**Records for this exercise**

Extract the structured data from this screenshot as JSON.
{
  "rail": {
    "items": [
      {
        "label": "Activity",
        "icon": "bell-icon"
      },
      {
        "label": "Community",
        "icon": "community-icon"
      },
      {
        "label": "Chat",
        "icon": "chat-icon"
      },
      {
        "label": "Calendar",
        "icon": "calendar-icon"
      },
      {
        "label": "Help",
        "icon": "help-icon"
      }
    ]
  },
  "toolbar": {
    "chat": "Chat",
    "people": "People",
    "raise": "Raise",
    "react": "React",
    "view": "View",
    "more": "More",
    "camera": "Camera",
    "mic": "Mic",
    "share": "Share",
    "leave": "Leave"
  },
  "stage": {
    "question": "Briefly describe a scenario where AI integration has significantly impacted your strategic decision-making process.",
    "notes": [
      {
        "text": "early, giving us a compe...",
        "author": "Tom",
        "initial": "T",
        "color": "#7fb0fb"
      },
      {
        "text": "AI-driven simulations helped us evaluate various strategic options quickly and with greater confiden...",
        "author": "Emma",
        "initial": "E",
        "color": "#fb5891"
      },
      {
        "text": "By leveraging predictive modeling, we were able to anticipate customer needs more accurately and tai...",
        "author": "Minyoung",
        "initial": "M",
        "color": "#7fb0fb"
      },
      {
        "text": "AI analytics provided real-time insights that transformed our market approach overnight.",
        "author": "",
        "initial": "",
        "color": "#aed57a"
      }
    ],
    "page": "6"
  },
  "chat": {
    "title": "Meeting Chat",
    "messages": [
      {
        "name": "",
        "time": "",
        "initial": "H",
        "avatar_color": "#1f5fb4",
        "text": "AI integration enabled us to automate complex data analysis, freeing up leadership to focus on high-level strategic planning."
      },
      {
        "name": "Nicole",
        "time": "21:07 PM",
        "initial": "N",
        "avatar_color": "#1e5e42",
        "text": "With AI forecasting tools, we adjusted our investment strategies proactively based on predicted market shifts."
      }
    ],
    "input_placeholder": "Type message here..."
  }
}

**Problem**
Output the lines above verbatim and in full.

**The answer**
Extract the structured data from this screenshot as JSON.
{
  "rail": {
    "items": [
      {
        "label": "Activity",
        "icon": "bell-icon"
      },
      {
        "label": "Community",
        "icon": "community-icon"
      },
      {
        "label": "Chat",
        "icon": "chat-icon"
      },
      {
        "label": "Calendar",
        "icon": "calendar-icon"
      },
      {
        "label": "Help",
        "icon": "help-icon"
      }
    ]
  },
  "toolbar": {
    "chat": "Chat",
    "people": "People",
    "raise": "Raise",
    "react": "React",
    "view": "View",
    "more": "More",
    "camera": "Camera",
    "mic": "Mic",
    "share": "Share",
    "leave": "Leave"
  },
  "stage": {
    "question": "Briefly describe a scenario where AI integration has significantly impacted your strategic decision-making process.",
    "notes": [
      {
        "text": "early, giving us a compe...",
        "author": "Tom",
        "initial": "T",
        "color": "#7fb0fb"
      },
      {
        "text": "AI-driven simulations helped us evaluate various strategic options quickly and with greater confiden...",
        "author": "Emma",
        "initial": "E",
        "color": "#fb5891"
      },
      {
        "text": "By leveraging predictive modeling, we were able to anticipate customer needs more accurately and tai...",
        "author": "Minyoung",
        "initial": "M",
        "color": "#7fb0fb"
      },
      {
        "text": "AI analytics provided real-time insights that transformed our market approach overnight.",
        "author": "",
        "initial": "",
        "color": "#aed57a"
      }
    ],
    "page": "6"
  },
  "chat": {
    "title": "Meeting Chat",
    "messages": [
      {
        "name": "",
        "time": "",
        "initial": "H",
        "avatar_color": "#1f5fb4",
        "text": "AI integration enabled us to automate complex data analysis, freeing up leadership to focus on high-level strategic planning."
      },
      {
        "name": "Nicole",
        "time": "21:07 PM",
        "initial": "N",
        "avatar_color": "#1e5e42",
        "text": "With AI forecasting tools, we adjusted our investment strategies proactively based on predicted market shifts."
      }
    ],
    "input_placeholder": "Type message here..."
  }
}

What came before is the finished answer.